> Stored records
<<<<
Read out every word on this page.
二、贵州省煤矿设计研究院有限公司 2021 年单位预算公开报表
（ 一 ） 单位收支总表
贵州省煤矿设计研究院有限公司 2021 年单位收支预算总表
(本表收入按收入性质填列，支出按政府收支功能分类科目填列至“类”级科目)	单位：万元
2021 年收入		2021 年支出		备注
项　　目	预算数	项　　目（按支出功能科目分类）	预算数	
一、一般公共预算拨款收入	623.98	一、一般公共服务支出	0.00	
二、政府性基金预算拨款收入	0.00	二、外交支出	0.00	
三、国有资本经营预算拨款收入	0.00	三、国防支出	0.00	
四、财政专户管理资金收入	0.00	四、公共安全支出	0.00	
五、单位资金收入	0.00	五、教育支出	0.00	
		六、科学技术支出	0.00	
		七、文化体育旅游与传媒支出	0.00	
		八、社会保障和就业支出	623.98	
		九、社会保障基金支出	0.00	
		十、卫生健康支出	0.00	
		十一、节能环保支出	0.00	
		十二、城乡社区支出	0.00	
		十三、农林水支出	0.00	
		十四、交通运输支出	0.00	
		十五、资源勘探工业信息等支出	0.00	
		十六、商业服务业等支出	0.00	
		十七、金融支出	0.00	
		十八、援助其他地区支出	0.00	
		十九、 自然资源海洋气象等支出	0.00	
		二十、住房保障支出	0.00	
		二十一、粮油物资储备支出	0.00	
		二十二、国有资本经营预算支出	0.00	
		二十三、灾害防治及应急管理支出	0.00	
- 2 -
>>>>
> What you have to do
Look through the data above. Find each line with the string "贵州省煤矿设计研究院有限公司" and copy it.

> The output
二、贵州省煤矿设计研究院有限公司 2021 年单位预算公开报表
贵州省煤矿设计研究院有限公司 2021 年单位收支预算总表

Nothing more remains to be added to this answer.